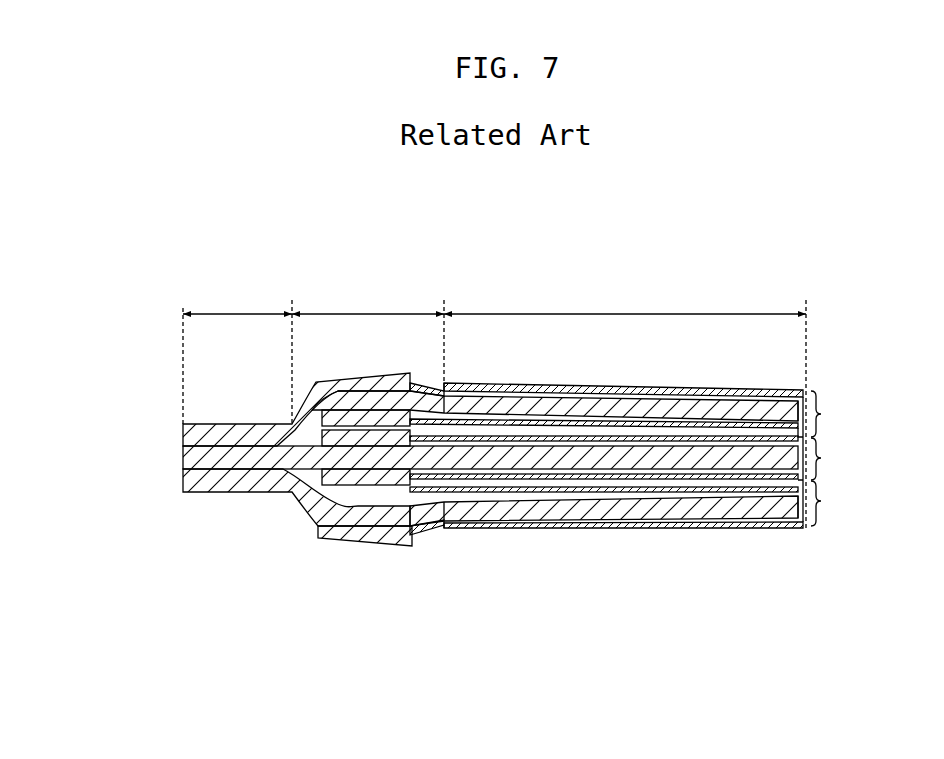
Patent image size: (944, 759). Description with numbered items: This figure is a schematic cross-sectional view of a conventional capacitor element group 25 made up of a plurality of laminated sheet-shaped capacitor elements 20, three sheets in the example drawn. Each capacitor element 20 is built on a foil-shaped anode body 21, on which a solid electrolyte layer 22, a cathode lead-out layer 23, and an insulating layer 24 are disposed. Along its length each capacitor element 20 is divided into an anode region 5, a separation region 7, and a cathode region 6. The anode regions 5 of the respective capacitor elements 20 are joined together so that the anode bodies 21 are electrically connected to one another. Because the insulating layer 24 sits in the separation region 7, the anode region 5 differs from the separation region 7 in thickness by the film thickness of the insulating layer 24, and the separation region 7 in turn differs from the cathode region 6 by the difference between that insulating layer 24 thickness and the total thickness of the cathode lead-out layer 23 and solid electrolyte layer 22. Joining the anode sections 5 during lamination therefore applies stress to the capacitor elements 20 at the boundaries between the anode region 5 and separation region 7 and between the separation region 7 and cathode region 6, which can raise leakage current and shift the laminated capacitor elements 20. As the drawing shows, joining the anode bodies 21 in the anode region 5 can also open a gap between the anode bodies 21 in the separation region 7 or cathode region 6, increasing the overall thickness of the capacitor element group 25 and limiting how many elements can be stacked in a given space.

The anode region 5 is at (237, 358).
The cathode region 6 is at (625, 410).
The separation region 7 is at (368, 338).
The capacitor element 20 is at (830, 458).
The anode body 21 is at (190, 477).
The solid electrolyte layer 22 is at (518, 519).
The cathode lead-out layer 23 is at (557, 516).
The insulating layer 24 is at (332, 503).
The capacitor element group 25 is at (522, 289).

※ ※ ※

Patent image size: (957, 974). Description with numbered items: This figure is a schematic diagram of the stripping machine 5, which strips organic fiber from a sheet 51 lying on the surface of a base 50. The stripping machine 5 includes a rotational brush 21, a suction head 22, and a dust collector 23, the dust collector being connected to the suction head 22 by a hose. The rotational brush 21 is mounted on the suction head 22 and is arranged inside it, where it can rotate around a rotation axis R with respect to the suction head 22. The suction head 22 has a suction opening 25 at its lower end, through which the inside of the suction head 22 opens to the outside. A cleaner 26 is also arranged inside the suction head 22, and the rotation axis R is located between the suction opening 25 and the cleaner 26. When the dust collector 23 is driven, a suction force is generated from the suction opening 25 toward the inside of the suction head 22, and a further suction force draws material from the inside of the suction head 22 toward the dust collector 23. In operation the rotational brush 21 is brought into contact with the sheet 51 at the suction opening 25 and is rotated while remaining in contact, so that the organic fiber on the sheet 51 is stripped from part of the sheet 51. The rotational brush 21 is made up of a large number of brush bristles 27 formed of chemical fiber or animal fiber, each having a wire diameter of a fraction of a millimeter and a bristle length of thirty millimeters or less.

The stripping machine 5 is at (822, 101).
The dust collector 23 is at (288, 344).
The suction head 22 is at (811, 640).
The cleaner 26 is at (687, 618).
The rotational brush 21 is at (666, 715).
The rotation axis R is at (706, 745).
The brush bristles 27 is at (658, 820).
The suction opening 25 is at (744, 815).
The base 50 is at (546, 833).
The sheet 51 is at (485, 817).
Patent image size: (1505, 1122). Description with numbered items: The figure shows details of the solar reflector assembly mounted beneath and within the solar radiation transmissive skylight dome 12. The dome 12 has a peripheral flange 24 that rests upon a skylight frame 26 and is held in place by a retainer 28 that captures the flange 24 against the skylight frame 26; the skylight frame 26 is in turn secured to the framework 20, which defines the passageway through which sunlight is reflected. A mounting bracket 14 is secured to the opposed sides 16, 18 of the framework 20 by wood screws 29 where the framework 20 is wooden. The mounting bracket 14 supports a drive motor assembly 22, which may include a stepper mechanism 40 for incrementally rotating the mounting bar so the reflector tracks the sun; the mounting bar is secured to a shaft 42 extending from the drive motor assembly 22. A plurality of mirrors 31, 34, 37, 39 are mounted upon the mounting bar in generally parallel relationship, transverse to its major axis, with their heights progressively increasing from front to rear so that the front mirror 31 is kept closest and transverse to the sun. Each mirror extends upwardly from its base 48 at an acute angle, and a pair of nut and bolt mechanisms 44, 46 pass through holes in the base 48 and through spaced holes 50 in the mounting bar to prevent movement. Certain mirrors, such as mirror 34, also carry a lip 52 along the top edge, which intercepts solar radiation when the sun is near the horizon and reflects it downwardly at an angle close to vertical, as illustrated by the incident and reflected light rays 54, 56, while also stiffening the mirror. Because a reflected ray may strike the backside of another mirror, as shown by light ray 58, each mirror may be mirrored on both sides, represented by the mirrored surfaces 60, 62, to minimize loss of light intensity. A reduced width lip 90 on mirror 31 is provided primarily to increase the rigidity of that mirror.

※ ※ ※

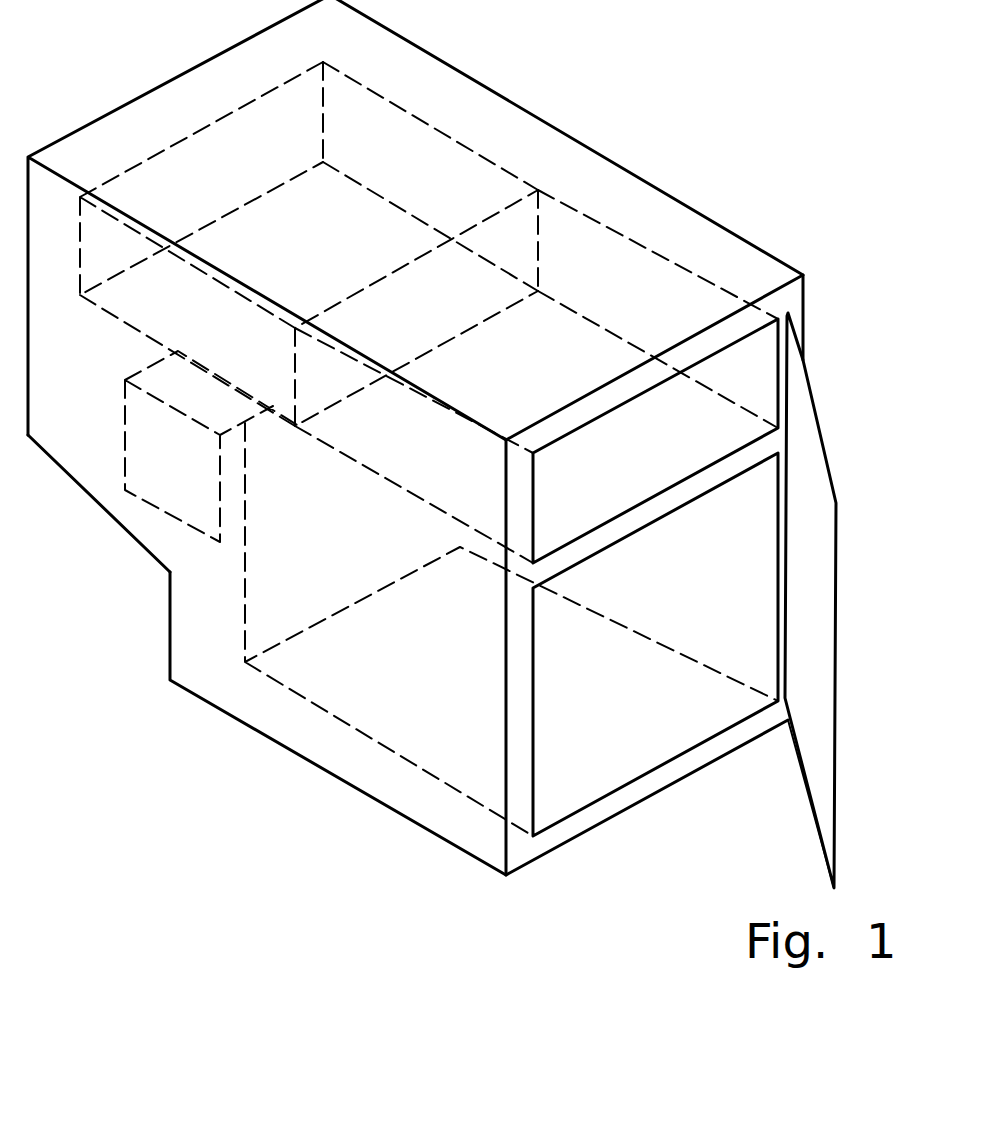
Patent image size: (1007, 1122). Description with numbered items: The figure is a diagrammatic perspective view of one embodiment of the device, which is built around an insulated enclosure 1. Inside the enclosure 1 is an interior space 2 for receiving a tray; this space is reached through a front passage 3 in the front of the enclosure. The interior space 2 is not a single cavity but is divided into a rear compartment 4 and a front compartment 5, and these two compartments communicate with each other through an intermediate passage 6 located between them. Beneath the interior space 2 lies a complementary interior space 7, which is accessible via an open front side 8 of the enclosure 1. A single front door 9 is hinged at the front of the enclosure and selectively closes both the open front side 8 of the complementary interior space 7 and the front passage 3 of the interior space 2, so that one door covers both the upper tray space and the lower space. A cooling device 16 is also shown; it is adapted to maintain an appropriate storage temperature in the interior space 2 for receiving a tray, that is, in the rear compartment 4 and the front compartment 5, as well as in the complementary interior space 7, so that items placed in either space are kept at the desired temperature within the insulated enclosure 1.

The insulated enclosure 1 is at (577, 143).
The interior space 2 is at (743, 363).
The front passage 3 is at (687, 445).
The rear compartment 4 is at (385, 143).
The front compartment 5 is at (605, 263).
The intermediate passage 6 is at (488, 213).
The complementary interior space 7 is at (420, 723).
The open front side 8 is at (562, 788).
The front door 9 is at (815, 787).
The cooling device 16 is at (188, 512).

※ ※ ※

PROBLEM DETAILS: Reproduce the listing word for word, starting at the line that contains "Patent image size: (957, 974)." and continuing down to the line that contains "The sheet 51 is at (485, 817).". Include both of those lines.

EXERCISE ANSWER:
Patent image size: (957, 974). Description with numbered items: This figure is a schematic diagram of the stripping machine 5, which strips organic fiber from a sheet 51 lying on the surface of a base 50. The stripping machine 5 includes a rotational brush 21, a suction head 22, and a dust collector 23, the dust collector being connected to the suction head 22 by a hose. The rotational brush 21 is mounted on the suction head 22 and is arranged inside it, where it can rotate around a rotation axis R with respect to the suction head 22. The suction head 22 has a suction opening 25 at its lower end, through which the inside of the suction head 22 opens to the outside. A cleaner 26 is also arranged inside the suction head 22, and the rotation axis R is located between the suction opening 25 and the cleaner 26. When the dust collector 23 is driven, a suction force is generated from the suction opening 25 toward the inside of the suction head 22, and a further suction force draws material from the inside of the suction head 22 toward the dust collector 23. In operation the rotational brush 21 is brought into contact with the sheet 51 at the suction opening 25 and is rotated while remaining in contact, so that the organic fiber on the sheet 51 is stripped from part of the sheet 51. The rotational brush 21 is made up of a large number of brush bristles 27 formed of chemical fiber or animal fiber, each having a wire diameter of a fraction of a millimeter and a bristle length of thirty millimeters or less.

The stripping machine 5 is at (822, 101).
The dust collector 23 is at (288, 344).
The suction head 22 is at (811, 640).
The cleaner 26 is at (687, 618).
The rotational brush 21 is at (666, 715).
The rotation axis R is at (706, 745).
The brush bristles 27 is at (658, 820).
The suction opening 25 is at (744, 815).
The base 50 is at (546, 833).
The sheet 51 is at (485, 817).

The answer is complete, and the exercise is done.